> [TASK GOAL]: Write out all the entries word for word, but skip any images.

> [EXERCISE DATA]:
================

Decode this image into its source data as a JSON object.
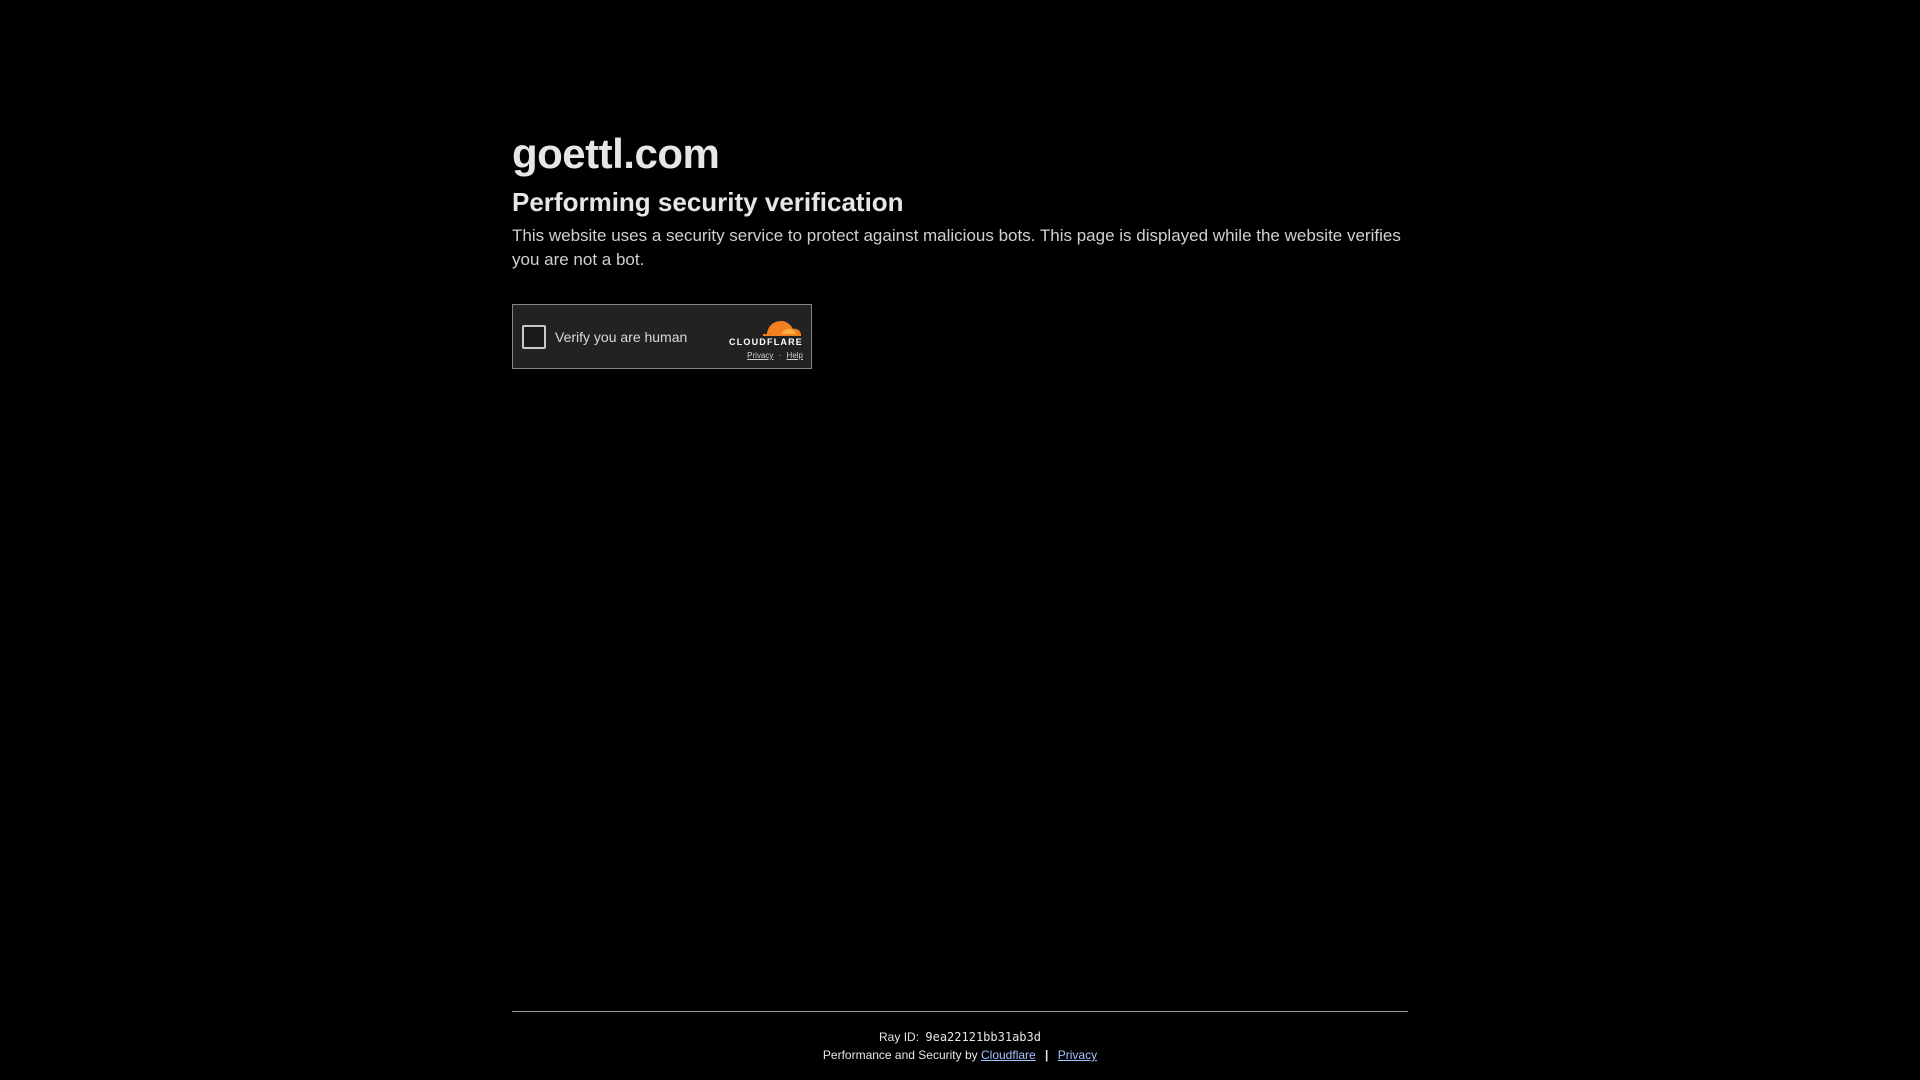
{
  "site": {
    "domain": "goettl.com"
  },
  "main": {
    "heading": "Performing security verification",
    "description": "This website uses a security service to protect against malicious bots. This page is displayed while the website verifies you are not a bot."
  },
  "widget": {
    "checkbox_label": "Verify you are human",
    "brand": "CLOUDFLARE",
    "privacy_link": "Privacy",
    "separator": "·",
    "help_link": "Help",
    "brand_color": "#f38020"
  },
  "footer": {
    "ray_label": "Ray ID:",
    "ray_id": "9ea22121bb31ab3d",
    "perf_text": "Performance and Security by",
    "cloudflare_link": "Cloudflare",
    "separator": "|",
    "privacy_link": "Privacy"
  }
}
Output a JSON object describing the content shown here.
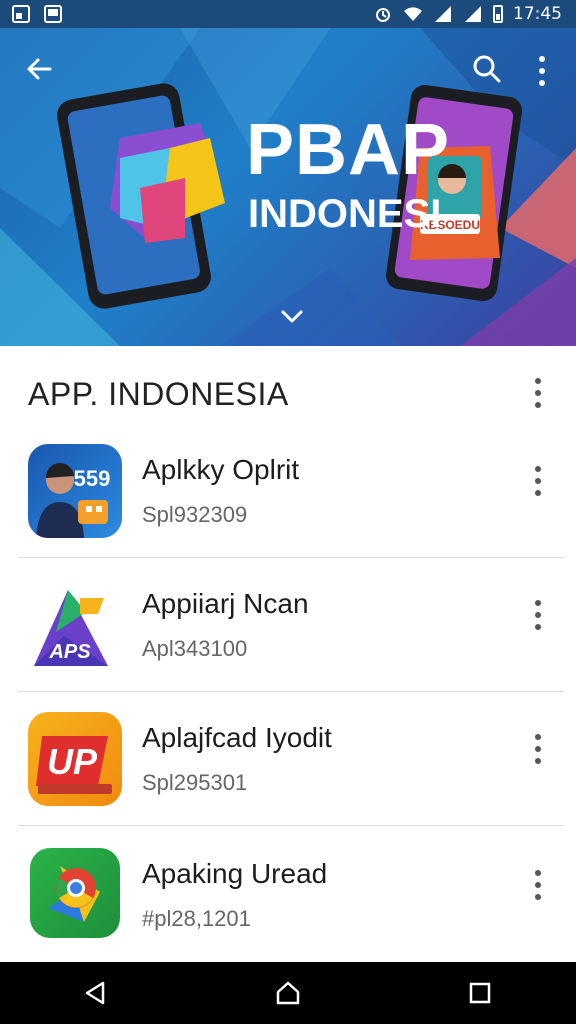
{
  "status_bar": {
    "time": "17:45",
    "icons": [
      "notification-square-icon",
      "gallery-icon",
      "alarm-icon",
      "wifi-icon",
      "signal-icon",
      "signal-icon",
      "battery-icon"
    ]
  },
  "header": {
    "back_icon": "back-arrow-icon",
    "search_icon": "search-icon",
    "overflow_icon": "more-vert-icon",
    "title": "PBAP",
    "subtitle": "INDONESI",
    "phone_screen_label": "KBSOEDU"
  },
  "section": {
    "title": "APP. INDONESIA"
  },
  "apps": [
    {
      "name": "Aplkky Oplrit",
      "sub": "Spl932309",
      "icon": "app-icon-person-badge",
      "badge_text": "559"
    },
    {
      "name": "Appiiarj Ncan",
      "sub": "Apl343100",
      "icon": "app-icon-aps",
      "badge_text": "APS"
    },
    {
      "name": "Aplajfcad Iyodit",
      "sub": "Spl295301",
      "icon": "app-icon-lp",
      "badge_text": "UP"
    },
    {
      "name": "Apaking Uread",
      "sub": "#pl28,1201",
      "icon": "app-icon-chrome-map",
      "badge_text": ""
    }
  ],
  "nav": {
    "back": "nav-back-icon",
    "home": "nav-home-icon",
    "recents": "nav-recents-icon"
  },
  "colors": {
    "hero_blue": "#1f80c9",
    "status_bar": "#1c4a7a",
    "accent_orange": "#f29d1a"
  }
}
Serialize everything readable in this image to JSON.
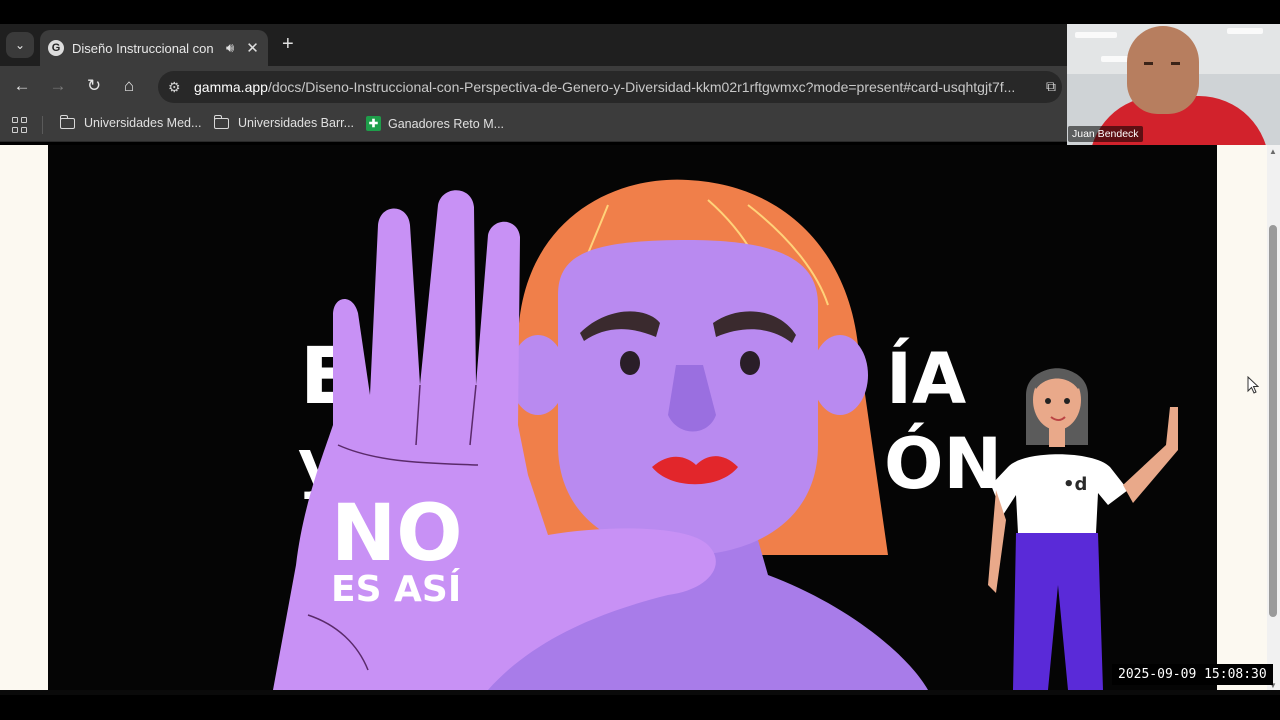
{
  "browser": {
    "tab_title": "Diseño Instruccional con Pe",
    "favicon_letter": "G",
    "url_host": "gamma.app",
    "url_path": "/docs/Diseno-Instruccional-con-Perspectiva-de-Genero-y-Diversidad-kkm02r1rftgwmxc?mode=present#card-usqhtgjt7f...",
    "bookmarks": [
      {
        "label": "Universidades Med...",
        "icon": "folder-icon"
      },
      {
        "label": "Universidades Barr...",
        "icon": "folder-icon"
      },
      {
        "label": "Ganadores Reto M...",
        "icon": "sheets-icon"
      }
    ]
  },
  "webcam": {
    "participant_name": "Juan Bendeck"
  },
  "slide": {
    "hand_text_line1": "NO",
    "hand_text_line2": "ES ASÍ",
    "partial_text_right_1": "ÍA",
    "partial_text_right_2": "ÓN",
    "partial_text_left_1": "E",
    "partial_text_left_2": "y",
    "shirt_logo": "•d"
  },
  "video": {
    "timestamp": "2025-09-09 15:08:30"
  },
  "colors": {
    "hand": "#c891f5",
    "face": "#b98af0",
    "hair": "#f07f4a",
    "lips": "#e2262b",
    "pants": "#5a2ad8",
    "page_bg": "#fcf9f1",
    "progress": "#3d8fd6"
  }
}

================

> [SOLUTION FOR THIS EXERCISE]:
Decode this image into its source data as a JSON object.
{
  "site": {
    "domain": "goettl.com"
  },
  "main": {
    "heading": "Performing security verification",
    "description": "This website uses a security service to protect against malicious bots. This page is displayed while the website verifies you are not a bot."
  },
  "widget": {
    "checkbox_label": "Verify you are human",
    "brand": "CLOUDFLARE",
    "privacy_link": "Privacy",
    "separator": "·",
    "help_link": "Help",
    "brand_color": "#f38020"
  },
  "footer": {
    "ray_label": "Ray ID:",
    "ray_id": "9ea22121bb31ab3d",
    "perf_text": "Performance and Security by",
    "cloudflare_link": "Cloudflare",
    "separator": "|",
    "privacy_link": "Privacy"
  }
}
Output a JSON object describing the content shown here.
{
  "status_bar": {
    "time": "17:45",
    "icons": [
      "notification-square-icon",
      "gallery-icon",
      "alarm-icon",
      "wifi-icon",
      "signal-icon",
      "signal-icon",
      "battery-icon"
    ]
  },
  "header": {
    "back_icon": "back-arrow-icon",
    "search_icon": "search-icon",
    "overflow_icon": "more-vert-icon",
    "title": "PBAP",
    "subtitle": "INDONESI",
    "phone_screen_label": "KBSOEDU"
  },
  "section": {
    "title": "APP. INDONESIA"
  },
  "apps": [
    {
      "name": "Aplkky Oplrit",
      "sub": "Spl932309",
      "icon": "app-icon-person-badge",
      "badge_text": "559"
    },
    {
      "name": "Appiiarj Ncan",
      "sub": "Apl343100",
      "icon": "app-icon-aps",
      "badge_text": "APS"
    },
    {
      "name": "Aplajfcad Iyodit",
      "sub": "Spl295301",
      "icon": "app-icon-lp",
      "badge_text": "UP"
    },
    {
      "name": "Apaking Uread",
      "sub": "#pl28,1201",
      "icon": "app-icon-chrome-map",
      "badge_text": ""
    }
  ],
  "nav": {
    "back": "nav-back-icon",
    "home": "nav-home-icon",
    "recents": "nav-recents-icon"
  },
  "colors": {
    "hero_blue": "#1f80c9",
    "status_bar": "#1c4a7a",
    "accent_orange": "#f29d1a"
  }
}
Serialize everything readable in this image to JSON.
{
  "browser": {
    "tab_title": "Diseño Instruccional con Pe",
    "favicon_letter": "G",
    "url_host": "gamma.app",
    "url_path": "/docs/Diseno-Instruccional-con-Perspectiva-de-Genero-y-Diversidad-kkm02r1rftgwmxc?mode=present#card-usqhtgjt7f...",
    "bookmarks": [
      {
        "label": "Universidades Med...",
        "icon": "folder-icon"
      },
      {
        "label": "Universidades Barr...",
        "icon": "folder-icon"
      },
      {
        "label": "Ganadores Reto M...",
        "icon": "sheets-icon"
      }
    ]
  },
  "webcam": {
    "participant_name": "Juan Bendeck"
  },
  "slide": {
    "hand_text_line1": "NO",
    "hand_text_line2": "ES ASÍ",
    "partial_text_right_1": "ÍA",
    "partial_text_right_2": "ÓN",
    "partial_text_left_1": "E",
    "partial_text_left_2": "y",
    "shirt_logo": "•d"
  },
  "video": {
    "timestamp": "2025-09-09 15:08:30"
  },
  "colors": {
    "hand": "#c891f5",
    "face": "#b98af0",
    "hair": "#f07f4a",
    "lips": "#e2262b",
    "pants": "#5a2ad8",
    "page_bg": "#fcf9f1",
    "progress": "#3d8fd6"
  }
}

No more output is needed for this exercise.